Input rows:
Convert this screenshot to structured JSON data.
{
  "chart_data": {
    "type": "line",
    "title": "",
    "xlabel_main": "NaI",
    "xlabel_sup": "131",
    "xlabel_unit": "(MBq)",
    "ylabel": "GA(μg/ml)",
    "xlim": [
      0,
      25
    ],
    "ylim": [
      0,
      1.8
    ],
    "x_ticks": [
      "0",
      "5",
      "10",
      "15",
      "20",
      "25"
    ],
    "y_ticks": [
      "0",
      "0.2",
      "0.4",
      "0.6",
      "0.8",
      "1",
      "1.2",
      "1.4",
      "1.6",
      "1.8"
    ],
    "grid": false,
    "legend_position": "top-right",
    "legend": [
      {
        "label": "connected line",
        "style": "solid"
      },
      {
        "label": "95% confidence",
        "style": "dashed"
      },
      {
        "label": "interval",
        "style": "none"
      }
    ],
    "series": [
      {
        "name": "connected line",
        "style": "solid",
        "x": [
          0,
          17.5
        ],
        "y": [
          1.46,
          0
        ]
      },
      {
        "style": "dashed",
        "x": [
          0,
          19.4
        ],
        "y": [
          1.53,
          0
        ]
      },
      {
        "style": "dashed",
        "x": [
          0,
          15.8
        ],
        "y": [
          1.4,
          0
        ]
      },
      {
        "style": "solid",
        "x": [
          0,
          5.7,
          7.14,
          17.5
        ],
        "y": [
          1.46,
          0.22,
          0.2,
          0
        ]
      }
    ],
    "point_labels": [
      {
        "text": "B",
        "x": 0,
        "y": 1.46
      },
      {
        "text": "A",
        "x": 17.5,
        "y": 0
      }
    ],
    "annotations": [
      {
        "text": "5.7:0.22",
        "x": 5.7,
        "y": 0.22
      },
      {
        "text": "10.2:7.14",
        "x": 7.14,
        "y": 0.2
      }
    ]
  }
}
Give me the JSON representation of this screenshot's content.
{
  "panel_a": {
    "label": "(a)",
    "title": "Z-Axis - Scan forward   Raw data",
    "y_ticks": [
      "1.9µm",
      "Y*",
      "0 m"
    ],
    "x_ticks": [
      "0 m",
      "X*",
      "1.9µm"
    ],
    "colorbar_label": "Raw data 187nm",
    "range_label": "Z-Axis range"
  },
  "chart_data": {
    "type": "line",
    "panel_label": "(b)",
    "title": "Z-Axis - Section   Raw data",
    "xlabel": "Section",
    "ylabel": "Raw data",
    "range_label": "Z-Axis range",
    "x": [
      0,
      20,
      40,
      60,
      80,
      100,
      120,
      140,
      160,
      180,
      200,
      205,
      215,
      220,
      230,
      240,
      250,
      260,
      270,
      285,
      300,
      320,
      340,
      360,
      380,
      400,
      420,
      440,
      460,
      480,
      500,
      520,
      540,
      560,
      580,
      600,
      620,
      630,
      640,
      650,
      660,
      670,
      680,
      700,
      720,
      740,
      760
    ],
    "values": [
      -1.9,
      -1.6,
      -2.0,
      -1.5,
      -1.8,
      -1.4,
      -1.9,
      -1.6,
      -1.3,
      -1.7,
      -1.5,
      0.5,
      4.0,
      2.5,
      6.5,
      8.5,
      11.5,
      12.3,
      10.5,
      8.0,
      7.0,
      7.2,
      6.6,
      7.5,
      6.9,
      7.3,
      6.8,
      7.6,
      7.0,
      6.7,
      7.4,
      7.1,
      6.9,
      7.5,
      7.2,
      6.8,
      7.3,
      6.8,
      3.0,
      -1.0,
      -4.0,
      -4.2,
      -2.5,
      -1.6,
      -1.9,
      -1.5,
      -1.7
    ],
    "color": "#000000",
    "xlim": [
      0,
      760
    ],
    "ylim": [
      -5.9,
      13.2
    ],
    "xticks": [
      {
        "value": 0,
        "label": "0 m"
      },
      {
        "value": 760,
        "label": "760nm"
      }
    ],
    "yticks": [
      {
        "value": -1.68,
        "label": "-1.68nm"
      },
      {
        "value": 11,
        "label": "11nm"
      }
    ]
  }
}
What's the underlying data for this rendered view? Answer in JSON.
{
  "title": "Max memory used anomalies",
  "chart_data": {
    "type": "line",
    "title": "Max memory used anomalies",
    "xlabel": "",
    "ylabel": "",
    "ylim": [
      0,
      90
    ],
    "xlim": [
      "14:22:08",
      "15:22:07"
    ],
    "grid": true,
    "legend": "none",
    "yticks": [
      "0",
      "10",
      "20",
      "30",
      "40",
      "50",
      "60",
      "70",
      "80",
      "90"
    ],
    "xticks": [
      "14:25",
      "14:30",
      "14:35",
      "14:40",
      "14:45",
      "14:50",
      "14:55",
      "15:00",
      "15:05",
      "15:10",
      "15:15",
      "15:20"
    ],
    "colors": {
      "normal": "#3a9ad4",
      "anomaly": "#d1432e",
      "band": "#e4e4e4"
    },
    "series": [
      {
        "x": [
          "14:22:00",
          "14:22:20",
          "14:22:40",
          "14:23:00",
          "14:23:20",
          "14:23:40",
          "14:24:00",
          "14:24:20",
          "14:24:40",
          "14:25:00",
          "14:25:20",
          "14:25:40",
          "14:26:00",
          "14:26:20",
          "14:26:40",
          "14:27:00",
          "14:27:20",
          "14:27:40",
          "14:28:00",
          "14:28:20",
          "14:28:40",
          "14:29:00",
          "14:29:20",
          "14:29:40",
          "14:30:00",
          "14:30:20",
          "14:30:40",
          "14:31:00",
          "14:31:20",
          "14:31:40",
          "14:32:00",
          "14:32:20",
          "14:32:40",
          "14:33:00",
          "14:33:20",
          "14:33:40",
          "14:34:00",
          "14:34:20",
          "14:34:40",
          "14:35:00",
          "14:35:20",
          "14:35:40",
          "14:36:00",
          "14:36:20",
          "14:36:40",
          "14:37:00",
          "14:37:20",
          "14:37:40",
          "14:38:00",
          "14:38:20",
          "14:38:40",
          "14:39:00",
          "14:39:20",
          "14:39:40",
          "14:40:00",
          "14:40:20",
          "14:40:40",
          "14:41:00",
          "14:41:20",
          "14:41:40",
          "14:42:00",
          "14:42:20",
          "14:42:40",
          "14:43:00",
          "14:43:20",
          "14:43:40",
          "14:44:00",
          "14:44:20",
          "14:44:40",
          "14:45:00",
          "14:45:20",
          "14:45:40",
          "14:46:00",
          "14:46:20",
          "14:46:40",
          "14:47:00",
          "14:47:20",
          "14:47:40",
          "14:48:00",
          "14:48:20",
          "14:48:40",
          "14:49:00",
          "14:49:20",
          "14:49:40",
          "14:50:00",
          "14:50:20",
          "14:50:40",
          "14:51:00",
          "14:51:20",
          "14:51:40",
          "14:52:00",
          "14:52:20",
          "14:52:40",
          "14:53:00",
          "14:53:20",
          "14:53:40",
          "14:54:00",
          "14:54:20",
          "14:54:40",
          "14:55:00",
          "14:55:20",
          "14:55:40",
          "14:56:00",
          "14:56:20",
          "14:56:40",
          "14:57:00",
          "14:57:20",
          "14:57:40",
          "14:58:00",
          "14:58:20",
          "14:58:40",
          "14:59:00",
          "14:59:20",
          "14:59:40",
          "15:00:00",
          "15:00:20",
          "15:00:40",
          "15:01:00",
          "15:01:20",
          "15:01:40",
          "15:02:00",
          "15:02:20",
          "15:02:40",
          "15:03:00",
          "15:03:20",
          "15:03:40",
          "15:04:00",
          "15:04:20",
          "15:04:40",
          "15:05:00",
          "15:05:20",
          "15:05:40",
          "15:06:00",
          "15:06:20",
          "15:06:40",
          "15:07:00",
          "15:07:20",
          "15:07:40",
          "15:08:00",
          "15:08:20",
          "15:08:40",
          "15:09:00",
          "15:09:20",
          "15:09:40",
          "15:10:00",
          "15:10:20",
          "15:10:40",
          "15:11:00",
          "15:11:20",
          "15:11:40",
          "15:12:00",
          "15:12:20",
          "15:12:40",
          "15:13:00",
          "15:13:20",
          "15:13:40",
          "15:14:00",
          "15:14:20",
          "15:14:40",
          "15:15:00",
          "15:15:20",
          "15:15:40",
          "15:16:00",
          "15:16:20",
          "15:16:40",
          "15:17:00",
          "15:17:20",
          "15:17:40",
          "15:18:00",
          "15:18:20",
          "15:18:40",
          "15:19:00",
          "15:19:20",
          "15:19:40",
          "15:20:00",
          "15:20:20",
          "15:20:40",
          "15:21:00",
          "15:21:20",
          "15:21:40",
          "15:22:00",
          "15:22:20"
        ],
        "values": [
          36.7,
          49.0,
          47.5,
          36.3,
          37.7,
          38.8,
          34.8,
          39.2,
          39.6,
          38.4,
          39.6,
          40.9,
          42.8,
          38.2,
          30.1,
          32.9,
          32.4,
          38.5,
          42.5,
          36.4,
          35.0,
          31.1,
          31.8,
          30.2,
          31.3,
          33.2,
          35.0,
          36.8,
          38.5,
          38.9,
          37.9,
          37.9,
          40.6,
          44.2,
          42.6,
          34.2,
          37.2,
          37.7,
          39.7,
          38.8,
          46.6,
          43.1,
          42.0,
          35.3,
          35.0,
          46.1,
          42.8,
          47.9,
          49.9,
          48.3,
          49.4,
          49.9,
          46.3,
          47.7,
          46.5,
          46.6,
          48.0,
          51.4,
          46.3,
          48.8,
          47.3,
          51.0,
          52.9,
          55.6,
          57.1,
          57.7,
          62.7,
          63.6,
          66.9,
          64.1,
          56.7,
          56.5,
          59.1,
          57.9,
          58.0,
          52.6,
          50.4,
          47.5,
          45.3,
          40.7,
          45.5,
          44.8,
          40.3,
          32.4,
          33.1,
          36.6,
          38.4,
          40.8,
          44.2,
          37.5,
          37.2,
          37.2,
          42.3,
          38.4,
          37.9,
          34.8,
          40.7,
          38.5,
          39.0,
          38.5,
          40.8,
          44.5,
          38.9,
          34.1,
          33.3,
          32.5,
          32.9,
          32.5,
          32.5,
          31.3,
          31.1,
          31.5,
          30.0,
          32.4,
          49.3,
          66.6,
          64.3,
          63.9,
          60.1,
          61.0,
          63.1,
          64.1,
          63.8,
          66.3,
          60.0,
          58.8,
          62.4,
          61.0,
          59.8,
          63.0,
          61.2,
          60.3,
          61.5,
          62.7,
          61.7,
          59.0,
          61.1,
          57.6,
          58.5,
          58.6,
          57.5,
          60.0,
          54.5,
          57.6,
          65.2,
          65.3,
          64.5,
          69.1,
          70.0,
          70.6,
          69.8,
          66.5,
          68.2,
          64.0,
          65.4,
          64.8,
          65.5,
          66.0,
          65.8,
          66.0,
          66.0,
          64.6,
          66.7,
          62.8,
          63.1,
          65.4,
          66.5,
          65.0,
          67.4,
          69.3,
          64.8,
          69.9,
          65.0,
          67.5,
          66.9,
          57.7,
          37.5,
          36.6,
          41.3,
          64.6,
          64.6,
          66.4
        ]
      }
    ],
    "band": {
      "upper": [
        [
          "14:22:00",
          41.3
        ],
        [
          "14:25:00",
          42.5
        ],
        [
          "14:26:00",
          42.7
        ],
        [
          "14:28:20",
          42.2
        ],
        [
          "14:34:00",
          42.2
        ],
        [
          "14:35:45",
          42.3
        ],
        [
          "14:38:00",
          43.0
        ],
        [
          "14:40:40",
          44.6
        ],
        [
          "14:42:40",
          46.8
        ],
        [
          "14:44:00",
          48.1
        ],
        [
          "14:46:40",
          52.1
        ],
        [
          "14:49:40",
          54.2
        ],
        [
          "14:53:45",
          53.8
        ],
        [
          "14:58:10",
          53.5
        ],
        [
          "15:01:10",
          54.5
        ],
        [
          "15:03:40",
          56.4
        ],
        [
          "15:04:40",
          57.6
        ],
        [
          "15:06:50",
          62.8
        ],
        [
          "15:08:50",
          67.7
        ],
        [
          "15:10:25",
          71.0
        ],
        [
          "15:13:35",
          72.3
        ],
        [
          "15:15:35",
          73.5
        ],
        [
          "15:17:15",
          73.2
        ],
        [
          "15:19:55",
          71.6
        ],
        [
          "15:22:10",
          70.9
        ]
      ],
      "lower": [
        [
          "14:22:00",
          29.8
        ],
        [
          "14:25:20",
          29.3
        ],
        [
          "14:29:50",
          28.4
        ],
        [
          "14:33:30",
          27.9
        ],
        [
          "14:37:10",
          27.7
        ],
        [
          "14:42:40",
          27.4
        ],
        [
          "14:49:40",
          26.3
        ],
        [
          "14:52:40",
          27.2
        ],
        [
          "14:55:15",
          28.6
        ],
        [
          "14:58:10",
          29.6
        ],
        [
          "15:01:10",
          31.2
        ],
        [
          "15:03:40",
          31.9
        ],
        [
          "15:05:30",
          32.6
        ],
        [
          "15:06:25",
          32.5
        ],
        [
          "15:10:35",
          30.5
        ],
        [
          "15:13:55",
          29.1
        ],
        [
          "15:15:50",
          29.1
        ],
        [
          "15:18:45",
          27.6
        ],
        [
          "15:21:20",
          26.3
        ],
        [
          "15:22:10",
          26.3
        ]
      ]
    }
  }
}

What needs to be done: Filter the data, keeping only the lines that contain "range".

Response for this exercise:
    "range_label": "Z-Axis range"
    "range_label": "Z-Axis range",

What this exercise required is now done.